## [SHORT TASK A]
Output the film article word for word from "In April 2017, Gokul" to "plays a role.".

## [SELECTION]
- - - - -

In April 2017, Gokul Suresh Maqbool Salmaan, John Kaippallil and Santhosh Pandit were confirmed in prominent roles. Pandit allotted one month date. In the same month, Varalaxmi Sarathkumar, Poonam Bajwa and Mahima Nambiar was confirmed in the female leads. According to Ajai Vasudev, "All three actresses have important roles in the film." Uday Krishna revealed that Varalaxmi would play an IPS officer Bhavani Durga and Poonam Bajwa a lecturer. None of the actresses is as a love interest for the hero, as the plot lacks such a thread. Captain Raju also plays a role.

===Filming===
The principal photography was commenced on 17 April 2017. Unni Mukundan joined on that day. The films's action was coordinated by 6 stunt coordinators—Kanal Kannan, Stunt Shiva, Stunt Silva, Jolly Bastin, Siruthai Ganesh and Mafia Sasi, to minimize the similar pattern of stunts in the film. Set in Kollam city, film's first schedule was shot at the Fatima Mata National College. Mammootty joined on 10 May. Fight scenes were filmed at the college in 12 days. Poonam Bajwa was part of the college scenes. Second schedule began in early July, shot mainly at a location in Calicut. Mammootty rode a Harley-Davidson Street motorcycle for a scene that was shot on a day in late August. Final schedule of filming began in November and Mammootty's action scenes were shot in Kochi in three days. Then the team moved again to Kollam where a five days filming was planned. Filming concluded in November end in Kochi, with some crucial scenes in the movie shot there in final days. Filming took place in more than 115 days.

==Soundtrack==
1. "Master of the Masses" - Jack Styles
2. "Madhu Mozhi" - Madhu Balakrishnan
3. "Mylanchi" - Jassie Gift, Chorus
4. "Wake Up" - Jyotsna, Haricharan
5. "Dinam Dinam" - Rony Philip
6. "Kaalam Poyeettum" - Jassie Gift
7. "Mele (Promo Song)" - P. M. Shan
===Track listing===

| No. | Title | Singer(s) | Length |
|---|---|---|---|
| 1. | "Mylanchi" | Jassie Gift, Chorus | 4:19 |

==Release==
The film was released on 21 December 2017. On the release it was dubbed in Tamil as Perasiriyar Chanakyan and it was released in 2019 in Tamilnadu. It was also dubbed in Hindi as Dashing Jigarwala 2. The satellite rights of that version were sold to Mazhavil Manorama, while the Tamil dubbed version was premiered on Polimer TV on the day of the Pongal festival. The satellite rights to the Hindi dubbed version were sold to Star Gold. The film also has a Kannada dubbed version under the title Professor. In 2021, It was also dubbed and released in Telugu as Great Shankar.

== Reception ==
===Critical reception===
Masterpiece received positive reviews from critics.

Sify rated 3 out of 5 stars and concluded the film as a masala entertainer. Deepa Soman of The Times of India gave 2.5 out of 5 stars and wrote "Masterpiece falls flat at many areas and sadly lacks the kick of a commercial, festival release. The so-called mass scenes are aplenty but they aren't entertainingly impactful enough for a film with a runtime of 2 hours and 40 minutes." Behindwoods gave 2.5 out of 5 stars and wrote "Masterpiece is a typical thriller. Mammooty's fans will find it more entertaining." The Hindu cited that the film is an excuse for hero (Mammootty) worship. The Indian Express went on to say that the film is yet another wrong decision by Mammootty.

- - - - -

Element-and-box listings:
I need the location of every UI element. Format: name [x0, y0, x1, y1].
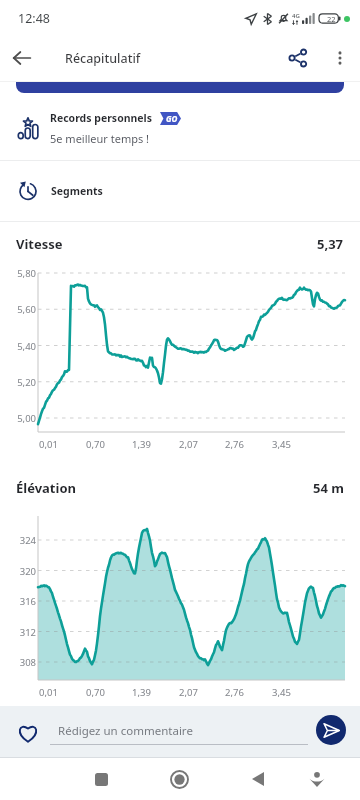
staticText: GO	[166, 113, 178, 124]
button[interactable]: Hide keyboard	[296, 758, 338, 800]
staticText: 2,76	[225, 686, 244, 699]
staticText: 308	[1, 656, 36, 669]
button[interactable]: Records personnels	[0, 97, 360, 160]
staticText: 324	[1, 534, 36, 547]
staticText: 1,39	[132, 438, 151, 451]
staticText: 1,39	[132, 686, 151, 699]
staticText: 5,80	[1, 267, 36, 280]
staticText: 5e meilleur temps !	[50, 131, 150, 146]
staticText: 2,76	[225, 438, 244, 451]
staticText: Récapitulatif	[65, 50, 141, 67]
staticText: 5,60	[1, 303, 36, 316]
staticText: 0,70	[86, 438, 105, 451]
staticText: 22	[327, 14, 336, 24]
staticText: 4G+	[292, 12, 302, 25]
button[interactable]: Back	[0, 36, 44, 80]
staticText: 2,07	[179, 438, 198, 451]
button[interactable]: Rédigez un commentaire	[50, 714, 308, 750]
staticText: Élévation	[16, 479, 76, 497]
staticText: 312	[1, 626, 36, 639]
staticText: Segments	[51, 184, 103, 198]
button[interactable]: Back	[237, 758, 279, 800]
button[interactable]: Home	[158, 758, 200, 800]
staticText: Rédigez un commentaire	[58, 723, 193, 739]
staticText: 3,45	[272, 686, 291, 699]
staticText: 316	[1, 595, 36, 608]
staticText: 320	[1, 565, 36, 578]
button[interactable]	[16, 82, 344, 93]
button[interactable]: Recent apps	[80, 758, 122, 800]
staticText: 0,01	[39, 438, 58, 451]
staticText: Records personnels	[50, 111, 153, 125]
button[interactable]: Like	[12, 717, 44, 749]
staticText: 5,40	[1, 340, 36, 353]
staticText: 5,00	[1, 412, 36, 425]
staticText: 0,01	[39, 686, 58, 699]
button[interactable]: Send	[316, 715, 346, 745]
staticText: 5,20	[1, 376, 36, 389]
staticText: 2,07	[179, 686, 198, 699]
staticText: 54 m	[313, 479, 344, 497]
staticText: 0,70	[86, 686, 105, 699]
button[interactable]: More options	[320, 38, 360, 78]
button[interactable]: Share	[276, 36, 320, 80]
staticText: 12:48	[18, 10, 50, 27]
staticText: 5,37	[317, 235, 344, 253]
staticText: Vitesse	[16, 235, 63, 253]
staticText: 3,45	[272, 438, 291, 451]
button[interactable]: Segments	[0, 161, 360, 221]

- - - - -

## [SHORT TASK B]
Format the entries from the line with "113, 178, 124]" to the line with "267, 36, 280]" as a Markdown table with the columns Row and Entry. Number each line and leave out blank lines.

## [COMPLETE OUTPUT A]
In April 2017, Gokul Suresh Maqbool Salmaan, John Kaippallil and Santhosh Pandit were confirmed in prominent roles. Pandit allotted one month date. In the same month, Varalaxmi Sarathkumar, Poonam Bajwa and Mahima Nambiar was confirmed in the female leads. According to Ajai Vasudev, "All three actresses have important roles in the film." Uday Krishna revealed that Varalaxmi would play an IPS officer Bhavani Durga and Poonam Bajwa a lecturer. None of the actresses is as a love interest for the hero, as the plot lacks such a thread. Captain Raju also plays a role.

## [COMPLETE OUTPUT B]
| Row | Entry |
|---|---|
| 1 | staticText: GO	[166, 113, 178, 124] |
| 2 | button[interactable]: Hide keyboard	[296, 758, 338, 800] |
| 3 | staticText: 2,76	[225, 686, 244, 699] |
| 4 | staticText: 308	[1, 656, 36, 669] |
| 5 | button[interactable]: Records personnels	[0, 97, 360, 160] |
| 6 | staticText: 324	[1, 534, 36, 547] |
| 7 | staticText: 1,39	[132, 438, 151, 451] |
| 8 | staticText: 1,39	[132, 686, 151, 699] |
| 9 | staticText: 5,80	[1, 267, 36, 280] |